• [Goal]:
Count how many lines contain the word "author". Please give only the number.

· · ·

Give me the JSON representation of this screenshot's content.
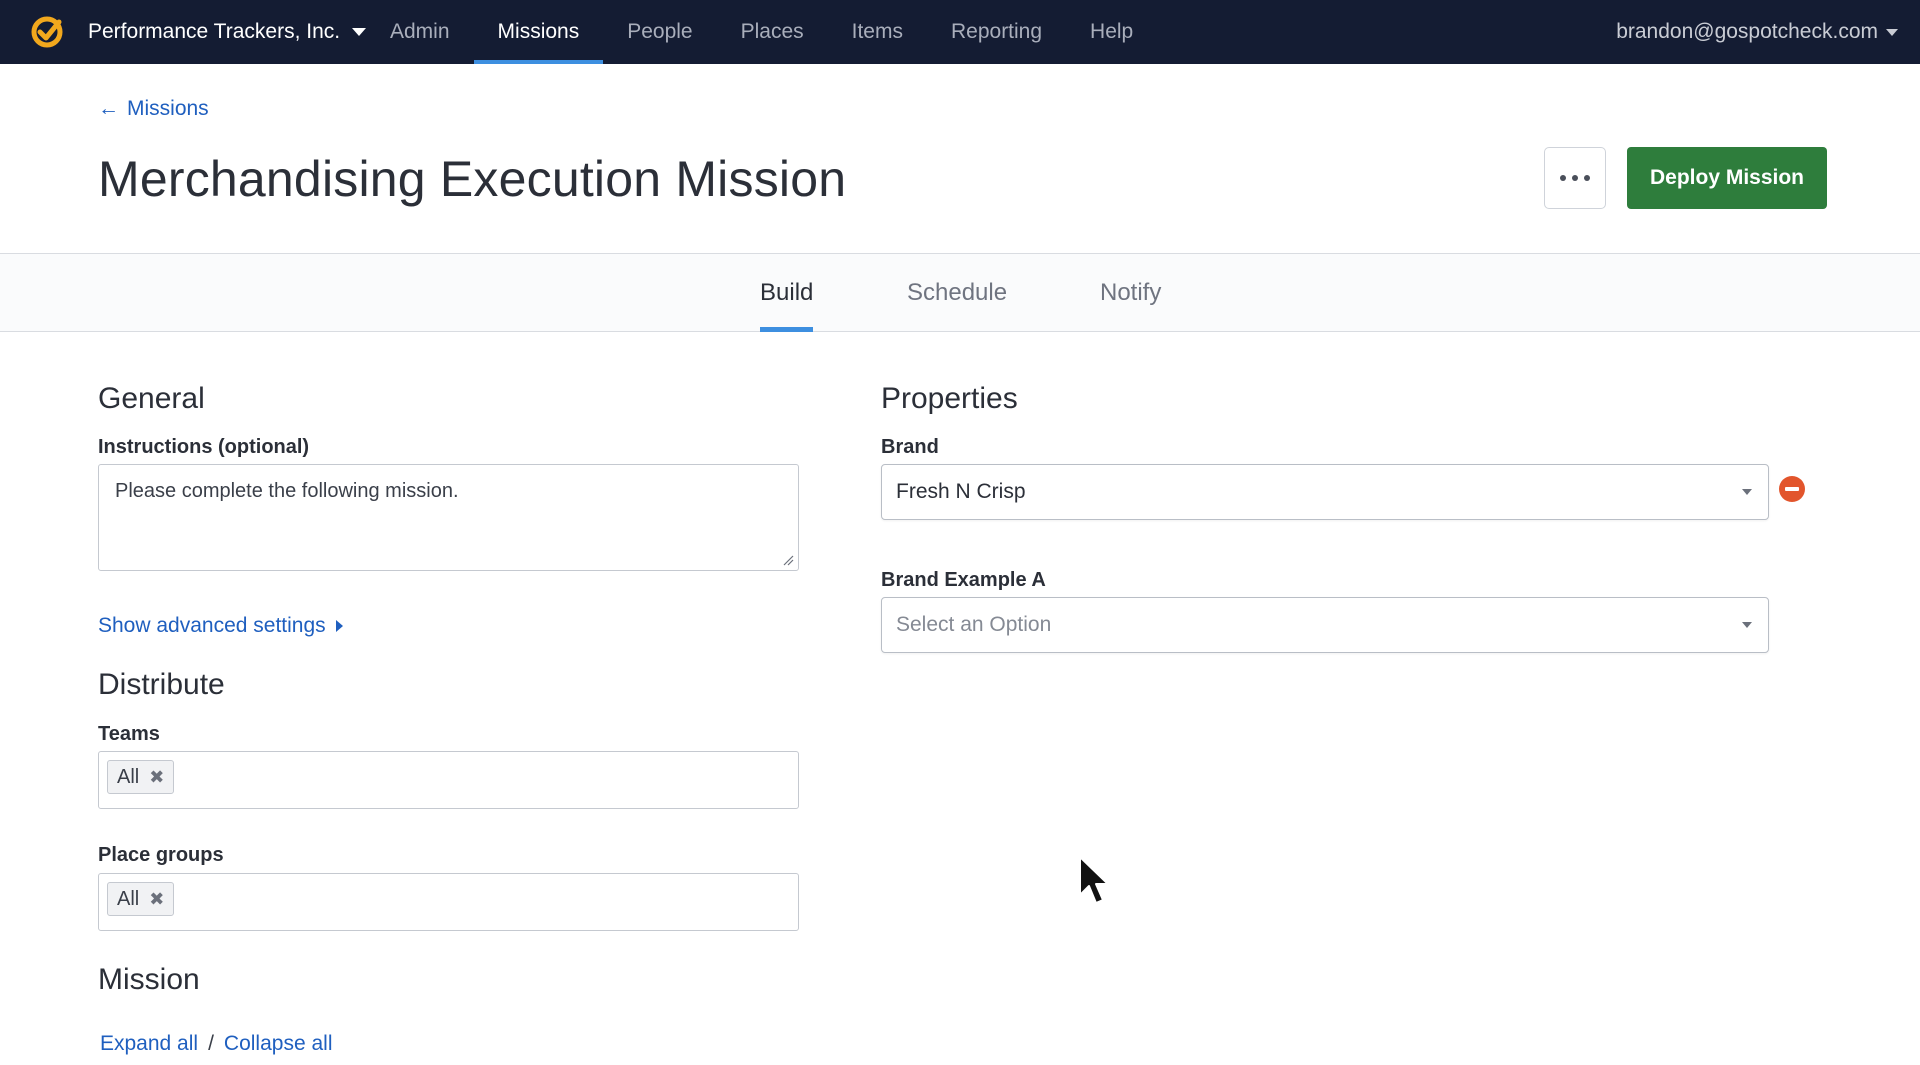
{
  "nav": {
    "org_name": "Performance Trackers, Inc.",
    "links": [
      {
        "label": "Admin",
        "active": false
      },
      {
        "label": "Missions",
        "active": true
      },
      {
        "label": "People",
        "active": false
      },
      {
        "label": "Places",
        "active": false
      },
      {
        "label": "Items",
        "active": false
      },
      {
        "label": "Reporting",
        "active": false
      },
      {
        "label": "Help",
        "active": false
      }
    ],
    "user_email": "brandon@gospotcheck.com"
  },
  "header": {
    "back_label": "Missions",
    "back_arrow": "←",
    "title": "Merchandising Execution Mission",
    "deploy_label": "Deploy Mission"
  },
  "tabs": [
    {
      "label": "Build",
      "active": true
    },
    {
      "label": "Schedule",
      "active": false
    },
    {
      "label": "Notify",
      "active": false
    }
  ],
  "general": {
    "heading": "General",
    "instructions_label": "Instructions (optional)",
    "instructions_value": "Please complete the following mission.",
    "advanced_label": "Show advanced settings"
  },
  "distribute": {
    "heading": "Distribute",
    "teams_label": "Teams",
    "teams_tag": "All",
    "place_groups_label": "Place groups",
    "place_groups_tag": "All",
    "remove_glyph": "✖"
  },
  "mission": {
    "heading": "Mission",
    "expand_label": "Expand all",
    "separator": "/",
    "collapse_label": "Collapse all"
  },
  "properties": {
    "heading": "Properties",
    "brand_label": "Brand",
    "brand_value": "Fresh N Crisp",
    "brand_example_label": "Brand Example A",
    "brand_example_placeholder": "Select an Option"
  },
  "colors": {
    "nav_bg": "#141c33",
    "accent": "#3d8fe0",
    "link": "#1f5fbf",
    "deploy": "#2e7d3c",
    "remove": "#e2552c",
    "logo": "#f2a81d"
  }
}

· · ·

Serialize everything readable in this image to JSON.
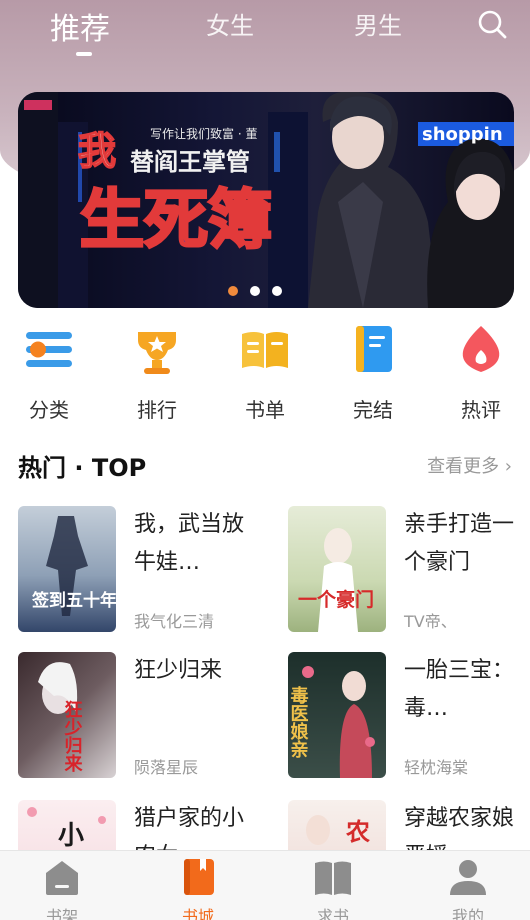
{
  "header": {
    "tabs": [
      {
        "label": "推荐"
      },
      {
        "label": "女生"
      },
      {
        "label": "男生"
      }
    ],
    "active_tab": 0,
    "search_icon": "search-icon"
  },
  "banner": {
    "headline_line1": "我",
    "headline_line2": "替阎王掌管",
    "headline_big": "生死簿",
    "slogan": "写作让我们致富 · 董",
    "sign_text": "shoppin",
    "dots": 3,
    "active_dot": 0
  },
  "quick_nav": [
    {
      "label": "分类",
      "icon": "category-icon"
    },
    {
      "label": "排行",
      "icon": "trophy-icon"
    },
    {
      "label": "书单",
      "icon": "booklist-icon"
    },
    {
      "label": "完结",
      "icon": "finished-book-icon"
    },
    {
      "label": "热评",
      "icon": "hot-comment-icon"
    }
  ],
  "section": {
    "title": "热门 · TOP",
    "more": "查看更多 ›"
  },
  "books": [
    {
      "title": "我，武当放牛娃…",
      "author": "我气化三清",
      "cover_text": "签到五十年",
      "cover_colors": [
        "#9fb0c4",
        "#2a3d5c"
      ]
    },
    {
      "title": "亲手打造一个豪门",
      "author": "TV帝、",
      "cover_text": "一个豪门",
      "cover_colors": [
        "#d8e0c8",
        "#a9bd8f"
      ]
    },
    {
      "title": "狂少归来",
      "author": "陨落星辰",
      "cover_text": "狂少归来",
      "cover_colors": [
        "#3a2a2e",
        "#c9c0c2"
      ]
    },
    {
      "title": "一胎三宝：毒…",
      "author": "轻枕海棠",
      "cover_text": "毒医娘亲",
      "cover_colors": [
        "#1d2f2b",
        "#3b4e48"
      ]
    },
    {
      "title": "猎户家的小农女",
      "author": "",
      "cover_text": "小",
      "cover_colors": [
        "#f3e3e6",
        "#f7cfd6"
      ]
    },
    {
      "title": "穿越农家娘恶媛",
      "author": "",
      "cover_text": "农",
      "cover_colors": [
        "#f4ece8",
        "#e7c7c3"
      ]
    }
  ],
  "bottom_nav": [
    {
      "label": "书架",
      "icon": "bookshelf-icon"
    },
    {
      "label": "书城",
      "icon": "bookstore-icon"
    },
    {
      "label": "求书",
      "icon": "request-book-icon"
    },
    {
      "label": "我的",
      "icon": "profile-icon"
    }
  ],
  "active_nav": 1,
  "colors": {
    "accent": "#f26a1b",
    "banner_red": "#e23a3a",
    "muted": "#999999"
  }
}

· · ·

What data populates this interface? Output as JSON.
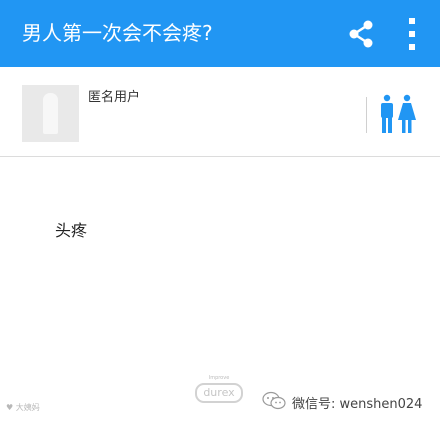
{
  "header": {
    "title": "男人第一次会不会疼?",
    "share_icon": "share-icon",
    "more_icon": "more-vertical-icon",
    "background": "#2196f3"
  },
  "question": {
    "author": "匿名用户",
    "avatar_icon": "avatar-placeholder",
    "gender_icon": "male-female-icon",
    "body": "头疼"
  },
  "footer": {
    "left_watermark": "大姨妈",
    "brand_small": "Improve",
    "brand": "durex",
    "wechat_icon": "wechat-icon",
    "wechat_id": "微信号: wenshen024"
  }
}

· · ·

• [Expected answer]:
7